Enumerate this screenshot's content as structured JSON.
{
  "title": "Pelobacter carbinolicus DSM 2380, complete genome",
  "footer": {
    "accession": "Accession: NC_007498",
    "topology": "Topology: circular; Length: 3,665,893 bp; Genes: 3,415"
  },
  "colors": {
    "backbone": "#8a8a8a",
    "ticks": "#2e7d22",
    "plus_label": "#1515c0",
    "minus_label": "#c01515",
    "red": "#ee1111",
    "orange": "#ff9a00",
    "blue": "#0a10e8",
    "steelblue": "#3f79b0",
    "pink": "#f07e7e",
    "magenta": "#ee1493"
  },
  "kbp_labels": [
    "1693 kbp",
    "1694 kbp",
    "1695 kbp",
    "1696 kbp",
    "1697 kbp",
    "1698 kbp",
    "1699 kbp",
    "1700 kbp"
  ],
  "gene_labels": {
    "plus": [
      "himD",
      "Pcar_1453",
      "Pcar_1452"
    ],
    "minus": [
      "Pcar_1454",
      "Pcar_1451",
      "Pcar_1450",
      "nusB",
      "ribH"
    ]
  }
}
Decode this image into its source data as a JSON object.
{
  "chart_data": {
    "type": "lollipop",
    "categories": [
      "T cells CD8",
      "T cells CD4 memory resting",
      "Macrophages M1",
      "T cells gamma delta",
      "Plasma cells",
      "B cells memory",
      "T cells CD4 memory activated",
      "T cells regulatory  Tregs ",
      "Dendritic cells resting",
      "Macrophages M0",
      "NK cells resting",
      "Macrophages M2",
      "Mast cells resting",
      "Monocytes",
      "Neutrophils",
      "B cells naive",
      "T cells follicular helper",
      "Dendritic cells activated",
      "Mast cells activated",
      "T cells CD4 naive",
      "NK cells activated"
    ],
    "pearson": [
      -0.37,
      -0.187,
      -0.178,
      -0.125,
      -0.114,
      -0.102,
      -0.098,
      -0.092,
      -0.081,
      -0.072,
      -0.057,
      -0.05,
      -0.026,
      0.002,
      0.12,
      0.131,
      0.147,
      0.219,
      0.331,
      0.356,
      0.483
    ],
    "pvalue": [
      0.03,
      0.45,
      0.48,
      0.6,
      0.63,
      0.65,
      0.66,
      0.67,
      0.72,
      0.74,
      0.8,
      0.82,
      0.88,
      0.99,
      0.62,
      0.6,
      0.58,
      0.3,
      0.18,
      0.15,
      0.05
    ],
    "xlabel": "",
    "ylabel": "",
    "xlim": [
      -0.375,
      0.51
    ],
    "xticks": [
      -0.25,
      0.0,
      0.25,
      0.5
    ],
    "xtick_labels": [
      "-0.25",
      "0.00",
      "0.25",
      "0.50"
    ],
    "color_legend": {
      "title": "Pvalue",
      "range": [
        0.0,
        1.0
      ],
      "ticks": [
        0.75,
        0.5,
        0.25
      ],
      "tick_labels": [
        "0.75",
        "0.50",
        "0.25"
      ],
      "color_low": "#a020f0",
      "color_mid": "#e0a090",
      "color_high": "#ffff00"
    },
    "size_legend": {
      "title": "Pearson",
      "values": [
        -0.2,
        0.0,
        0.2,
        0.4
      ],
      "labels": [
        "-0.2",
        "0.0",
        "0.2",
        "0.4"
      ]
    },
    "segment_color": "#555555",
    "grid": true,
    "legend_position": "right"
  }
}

::::

Only the lines that hold the word "activated" are wanted; each should be pulled from the records.

## Your response
      "T cells CD4 memory activated",
      "Dendritic cells activated",
      "Mast cells activated",
      "NK cells activated"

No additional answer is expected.